Extracted records:
%%

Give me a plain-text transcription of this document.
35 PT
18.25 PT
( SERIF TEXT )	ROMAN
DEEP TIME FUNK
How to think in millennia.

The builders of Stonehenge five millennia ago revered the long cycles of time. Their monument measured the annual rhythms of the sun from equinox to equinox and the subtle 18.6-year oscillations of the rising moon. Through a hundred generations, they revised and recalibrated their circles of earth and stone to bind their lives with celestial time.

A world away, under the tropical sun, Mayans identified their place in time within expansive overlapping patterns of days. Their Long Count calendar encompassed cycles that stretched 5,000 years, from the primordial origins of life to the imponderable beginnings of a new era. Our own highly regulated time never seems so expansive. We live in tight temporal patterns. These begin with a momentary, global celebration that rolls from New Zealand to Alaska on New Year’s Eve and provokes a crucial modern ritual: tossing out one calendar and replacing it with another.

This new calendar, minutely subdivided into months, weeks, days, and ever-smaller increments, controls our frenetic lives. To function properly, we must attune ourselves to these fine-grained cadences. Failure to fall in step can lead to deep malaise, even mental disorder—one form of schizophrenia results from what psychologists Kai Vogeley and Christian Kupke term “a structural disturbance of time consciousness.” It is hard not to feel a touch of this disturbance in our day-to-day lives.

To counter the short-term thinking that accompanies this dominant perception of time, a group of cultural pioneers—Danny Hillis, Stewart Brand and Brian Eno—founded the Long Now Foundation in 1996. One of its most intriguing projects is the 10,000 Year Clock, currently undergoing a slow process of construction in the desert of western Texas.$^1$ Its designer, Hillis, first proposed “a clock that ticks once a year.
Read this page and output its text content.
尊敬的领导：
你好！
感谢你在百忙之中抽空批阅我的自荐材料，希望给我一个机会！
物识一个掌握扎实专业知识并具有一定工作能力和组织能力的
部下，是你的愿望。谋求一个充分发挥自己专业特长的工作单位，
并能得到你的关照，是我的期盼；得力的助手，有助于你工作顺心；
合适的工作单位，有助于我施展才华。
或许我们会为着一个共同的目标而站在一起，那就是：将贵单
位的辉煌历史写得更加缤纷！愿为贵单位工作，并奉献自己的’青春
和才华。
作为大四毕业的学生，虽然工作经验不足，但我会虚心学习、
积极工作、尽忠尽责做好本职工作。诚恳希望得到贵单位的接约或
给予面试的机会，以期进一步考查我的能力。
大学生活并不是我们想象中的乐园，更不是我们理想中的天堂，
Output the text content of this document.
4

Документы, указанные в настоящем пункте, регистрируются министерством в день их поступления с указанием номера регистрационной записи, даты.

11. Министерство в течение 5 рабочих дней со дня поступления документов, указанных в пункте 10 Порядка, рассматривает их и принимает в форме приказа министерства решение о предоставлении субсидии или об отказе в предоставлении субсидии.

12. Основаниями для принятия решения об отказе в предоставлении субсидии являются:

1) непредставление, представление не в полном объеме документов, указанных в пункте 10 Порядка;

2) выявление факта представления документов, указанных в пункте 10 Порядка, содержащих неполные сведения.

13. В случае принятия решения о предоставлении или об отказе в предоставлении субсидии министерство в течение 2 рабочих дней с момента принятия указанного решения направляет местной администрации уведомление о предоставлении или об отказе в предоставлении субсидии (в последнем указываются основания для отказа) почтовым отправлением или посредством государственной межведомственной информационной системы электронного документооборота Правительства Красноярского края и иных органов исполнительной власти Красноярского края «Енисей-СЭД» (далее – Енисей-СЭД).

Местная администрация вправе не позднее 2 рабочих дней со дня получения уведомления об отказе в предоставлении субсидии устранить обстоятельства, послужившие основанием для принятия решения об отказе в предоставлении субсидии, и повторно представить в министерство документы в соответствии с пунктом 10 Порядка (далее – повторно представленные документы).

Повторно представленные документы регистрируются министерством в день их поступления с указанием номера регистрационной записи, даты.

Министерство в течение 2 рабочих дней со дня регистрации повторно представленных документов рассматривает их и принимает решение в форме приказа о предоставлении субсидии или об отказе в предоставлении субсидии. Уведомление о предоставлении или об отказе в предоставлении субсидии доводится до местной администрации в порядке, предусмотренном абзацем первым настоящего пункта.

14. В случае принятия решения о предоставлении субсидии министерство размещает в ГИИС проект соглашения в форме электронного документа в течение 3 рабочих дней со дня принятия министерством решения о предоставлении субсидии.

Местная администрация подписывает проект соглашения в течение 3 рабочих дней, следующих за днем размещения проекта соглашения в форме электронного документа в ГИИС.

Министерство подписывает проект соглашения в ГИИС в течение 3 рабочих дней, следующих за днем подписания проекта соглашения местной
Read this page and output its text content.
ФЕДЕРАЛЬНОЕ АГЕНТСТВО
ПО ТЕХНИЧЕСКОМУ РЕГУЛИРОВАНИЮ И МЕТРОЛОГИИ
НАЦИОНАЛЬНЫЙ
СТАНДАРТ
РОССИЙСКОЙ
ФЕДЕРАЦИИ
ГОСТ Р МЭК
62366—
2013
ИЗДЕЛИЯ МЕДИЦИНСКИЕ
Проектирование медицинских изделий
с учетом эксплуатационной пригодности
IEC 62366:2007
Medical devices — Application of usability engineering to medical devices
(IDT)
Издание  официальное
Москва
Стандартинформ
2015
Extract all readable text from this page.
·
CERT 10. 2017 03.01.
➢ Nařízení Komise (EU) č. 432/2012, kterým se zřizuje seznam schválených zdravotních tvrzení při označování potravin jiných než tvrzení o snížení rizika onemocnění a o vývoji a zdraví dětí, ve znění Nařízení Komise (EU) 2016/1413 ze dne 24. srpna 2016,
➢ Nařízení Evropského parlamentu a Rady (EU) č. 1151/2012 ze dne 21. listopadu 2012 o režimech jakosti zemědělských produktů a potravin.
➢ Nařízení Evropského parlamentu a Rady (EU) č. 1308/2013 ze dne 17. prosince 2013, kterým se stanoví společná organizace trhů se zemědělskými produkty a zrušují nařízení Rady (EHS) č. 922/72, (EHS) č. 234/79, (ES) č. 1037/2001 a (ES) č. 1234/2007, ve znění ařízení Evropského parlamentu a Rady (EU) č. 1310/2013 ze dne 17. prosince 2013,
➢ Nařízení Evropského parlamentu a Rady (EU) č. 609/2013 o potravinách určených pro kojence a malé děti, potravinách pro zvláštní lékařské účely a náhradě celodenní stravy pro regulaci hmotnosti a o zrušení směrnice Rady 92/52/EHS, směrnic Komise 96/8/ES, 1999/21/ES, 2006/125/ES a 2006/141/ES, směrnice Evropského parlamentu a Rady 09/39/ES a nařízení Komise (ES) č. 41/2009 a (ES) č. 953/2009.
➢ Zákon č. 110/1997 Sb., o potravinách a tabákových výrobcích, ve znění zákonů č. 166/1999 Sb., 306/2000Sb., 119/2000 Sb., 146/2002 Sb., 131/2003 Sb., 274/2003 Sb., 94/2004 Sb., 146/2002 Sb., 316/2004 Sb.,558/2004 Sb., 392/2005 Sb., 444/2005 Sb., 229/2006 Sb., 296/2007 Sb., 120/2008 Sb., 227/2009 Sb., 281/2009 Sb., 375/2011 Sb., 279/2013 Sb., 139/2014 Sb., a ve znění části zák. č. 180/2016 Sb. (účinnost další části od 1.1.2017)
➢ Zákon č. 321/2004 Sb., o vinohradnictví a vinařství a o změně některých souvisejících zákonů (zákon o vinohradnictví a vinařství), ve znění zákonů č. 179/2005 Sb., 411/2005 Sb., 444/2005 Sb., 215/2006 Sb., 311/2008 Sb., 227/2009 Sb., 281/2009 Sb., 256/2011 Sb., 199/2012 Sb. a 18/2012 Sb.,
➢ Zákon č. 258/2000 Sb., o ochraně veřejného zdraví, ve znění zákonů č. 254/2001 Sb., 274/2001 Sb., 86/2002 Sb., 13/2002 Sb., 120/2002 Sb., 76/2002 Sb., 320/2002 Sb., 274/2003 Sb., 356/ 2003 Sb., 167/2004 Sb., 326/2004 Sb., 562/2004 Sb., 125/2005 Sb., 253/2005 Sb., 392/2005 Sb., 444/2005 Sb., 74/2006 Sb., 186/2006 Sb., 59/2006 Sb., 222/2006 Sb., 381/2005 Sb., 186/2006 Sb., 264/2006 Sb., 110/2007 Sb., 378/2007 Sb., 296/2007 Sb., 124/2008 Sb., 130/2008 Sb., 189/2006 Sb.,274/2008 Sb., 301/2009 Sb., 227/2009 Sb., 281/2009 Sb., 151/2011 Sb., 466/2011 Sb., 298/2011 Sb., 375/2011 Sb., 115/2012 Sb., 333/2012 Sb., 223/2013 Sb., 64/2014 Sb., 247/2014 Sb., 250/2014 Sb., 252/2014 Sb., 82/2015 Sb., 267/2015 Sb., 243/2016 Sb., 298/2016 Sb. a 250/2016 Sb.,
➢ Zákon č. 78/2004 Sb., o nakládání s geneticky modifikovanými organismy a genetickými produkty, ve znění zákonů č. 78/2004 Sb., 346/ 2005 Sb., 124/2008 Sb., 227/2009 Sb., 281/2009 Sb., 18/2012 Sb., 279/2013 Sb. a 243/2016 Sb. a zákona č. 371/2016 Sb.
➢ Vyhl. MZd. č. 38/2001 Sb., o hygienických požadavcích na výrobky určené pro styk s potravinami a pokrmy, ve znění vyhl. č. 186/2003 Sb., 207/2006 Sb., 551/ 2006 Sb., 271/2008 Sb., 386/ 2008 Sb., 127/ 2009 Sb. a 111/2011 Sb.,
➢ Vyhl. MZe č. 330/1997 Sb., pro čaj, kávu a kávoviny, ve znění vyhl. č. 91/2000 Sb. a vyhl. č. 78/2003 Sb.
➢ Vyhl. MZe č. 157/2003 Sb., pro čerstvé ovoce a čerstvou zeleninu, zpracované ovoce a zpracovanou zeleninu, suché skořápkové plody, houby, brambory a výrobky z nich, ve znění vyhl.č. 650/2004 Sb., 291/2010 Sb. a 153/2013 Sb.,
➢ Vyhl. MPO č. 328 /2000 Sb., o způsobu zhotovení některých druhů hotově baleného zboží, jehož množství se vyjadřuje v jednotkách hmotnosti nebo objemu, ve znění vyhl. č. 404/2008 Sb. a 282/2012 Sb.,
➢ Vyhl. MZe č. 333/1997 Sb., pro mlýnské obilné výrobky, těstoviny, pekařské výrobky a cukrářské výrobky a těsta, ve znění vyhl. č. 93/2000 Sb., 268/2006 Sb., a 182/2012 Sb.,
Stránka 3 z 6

%%

* **Stated problem**: In the listing above, find each line with the word "день" and copy it.

* **Solved problem**:
Документы, указанные в настоящем пункте, регистрируются министерством в день их поступления с указанием номера регистрационной записи, даты.
Повторно представленные документы регистрируются министерством в день их поступления с указанием номера регистрационной записи, даты.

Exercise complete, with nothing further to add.